> [Data entries]:
****
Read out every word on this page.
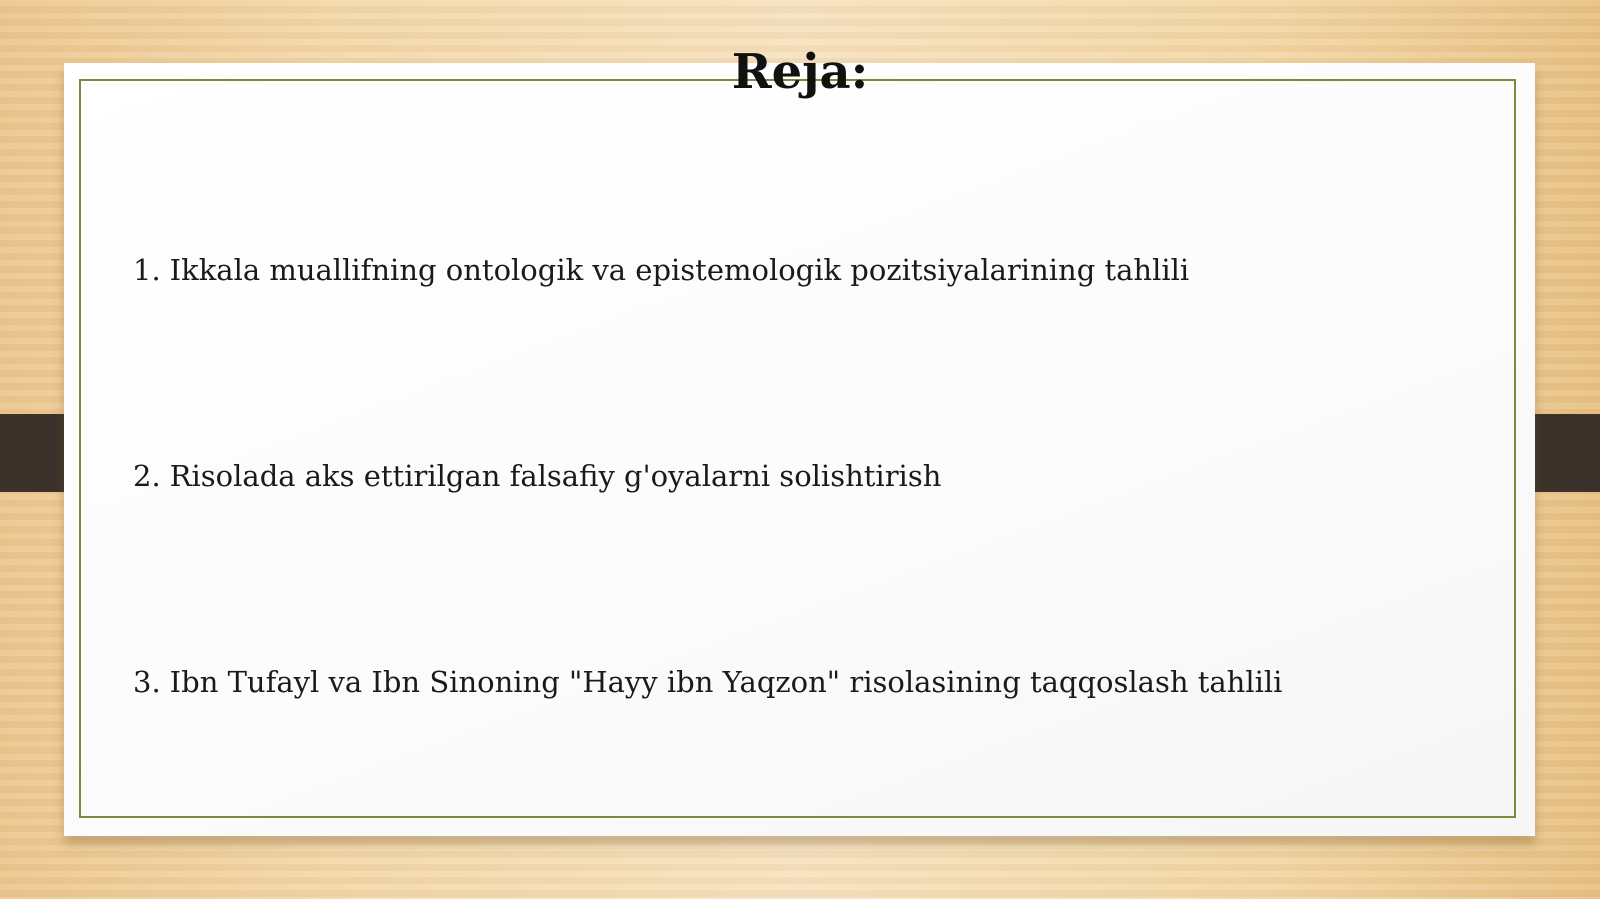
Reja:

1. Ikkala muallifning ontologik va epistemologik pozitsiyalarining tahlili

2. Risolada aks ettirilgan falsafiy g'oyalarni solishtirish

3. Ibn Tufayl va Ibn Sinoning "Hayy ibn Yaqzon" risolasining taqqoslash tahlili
****
> [Challenge]:
The records above must be transcribed exactly. Pictures are left out of the copy.

> [The solution]:
Read out every word on this page.
Reja:

1. Ikkala muallifning ontologik va epistemologik pozitsiyalarining tahlili

2. Risolada aks ettirilgan falsafiy g'oyalarni solishtirish

3. Ibn Tufayl va Ibn Sinoning "Hayy ibn Yaqzon" risolasining taqqoslash tahlili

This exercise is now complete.